**Task brief**
Copy out, with no changes, the data from its first line through the line containing "annotation-higher-low: Higher Low", including both of those lines.

++++++

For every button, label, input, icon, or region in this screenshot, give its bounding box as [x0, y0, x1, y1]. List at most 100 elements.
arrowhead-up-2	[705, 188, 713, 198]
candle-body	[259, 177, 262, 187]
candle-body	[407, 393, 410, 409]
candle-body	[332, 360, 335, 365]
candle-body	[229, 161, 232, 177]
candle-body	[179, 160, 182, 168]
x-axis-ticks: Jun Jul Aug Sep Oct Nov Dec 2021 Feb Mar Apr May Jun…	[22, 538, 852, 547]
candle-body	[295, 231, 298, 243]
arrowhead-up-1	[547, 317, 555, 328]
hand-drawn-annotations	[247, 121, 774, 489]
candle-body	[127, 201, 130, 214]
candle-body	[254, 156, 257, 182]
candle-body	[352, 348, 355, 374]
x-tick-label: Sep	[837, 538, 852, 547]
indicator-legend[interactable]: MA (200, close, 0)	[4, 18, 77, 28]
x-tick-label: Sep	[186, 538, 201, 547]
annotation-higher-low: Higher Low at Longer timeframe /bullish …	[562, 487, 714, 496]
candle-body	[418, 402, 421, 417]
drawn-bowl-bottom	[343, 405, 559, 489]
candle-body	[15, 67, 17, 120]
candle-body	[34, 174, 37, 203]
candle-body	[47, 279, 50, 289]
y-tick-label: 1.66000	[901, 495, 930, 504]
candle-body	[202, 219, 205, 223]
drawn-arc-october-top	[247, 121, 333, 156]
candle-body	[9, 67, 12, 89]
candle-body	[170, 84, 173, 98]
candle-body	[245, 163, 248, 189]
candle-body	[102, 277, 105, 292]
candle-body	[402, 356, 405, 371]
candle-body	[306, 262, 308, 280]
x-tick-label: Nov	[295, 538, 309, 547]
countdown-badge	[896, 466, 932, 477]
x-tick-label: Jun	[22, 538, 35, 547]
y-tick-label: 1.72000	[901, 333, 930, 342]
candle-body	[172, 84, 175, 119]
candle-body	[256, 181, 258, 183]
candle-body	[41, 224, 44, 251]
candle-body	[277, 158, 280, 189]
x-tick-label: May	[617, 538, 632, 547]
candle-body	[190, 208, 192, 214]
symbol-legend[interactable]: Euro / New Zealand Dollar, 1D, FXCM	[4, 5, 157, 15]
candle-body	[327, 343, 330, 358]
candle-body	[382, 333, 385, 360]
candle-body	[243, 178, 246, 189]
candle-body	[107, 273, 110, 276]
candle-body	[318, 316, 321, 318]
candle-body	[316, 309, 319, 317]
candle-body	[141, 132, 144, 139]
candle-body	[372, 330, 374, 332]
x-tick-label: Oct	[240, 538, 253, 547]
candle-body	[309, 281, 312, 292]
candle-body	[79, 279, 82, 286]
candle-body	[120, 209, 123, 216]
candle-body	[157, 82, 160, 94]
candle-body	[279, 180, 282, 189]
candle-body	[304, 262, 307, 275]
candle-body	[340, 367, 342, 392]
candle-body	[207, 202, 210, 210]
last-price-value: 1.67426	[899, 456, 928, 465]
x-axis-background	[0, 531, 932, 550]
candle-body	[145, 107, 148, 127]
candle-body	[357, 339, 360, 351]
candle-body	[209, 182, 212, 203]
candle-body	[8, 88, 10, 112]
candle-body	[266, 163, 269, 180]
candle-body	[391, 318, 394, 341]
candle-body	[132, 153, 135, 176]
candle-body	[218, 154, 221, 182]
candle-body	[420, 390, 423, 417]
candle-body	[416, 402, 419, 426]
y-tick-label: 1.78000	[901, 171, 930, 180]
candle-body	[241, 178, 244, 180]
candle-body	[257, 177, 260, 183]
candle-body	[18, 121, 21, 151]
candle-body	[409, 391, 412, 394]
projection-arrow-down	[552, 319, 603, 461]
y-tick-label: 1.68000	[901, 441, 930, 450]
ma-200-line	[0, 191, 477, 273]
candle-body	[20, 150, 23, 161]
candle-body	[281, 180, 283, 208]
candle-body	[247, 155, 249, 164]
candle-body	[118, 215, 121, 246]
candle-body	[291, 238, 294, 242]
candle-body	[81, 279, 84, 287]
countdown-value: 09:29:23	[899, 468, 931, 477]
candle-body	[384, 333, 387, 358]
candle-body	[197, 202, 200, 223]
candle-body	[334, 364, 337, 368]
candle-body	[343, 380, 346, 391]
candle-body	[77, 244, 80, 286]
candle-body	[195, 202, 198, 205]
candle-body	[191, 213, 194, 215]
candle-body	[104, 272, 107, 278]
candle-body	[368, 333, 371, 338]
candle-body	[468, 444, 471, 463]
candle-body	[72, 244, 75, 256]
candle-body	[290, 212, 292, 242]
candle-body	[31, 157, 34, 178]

++++++

**Result for this exercise**
For every button, label, input, icon, or region in this screenshot, give its bounding box as [x0, y0, x1, y1]. List at most 100 elements.
arrowhead-up-2	[705, 188, 713, 198]
candle-body	[259, 177, 262, 187]
candle-body	[407, 393, 410, 409]
candle-body	[332, 360, 335, 365]
candle-body	[229, 161, 232, 177]
candle-body	[179, 160, 182, 168]
x-axis-ticks: Jun Jul Aug Sep Oct Nov Dec 2021 Feb Mar Apr May Jun…	[22, 538, 852, 547]
candle-body	[295, 231, 298, 243]
arrowhead-up-1	[547, 317, 555, 328]
hand-drawn-annotations	[247, 121, 774, 489]
candle-body	[127, 201, 130, 214]
candle-body	[254, 156, 257, 182]
candle-body	[352, 348, 355, 374]
x-tick-label: Sep	[837, 538, 852, 547]
indicator-legend[interactable]: MA (200, close, 0)	[4, 18, 77, 28]
x-tick-label: Sep	[186, 538, 201, 547]
annotation-higher-low: Higher Low at Longer timeframe /bullish …	[562, 487, 714, 496]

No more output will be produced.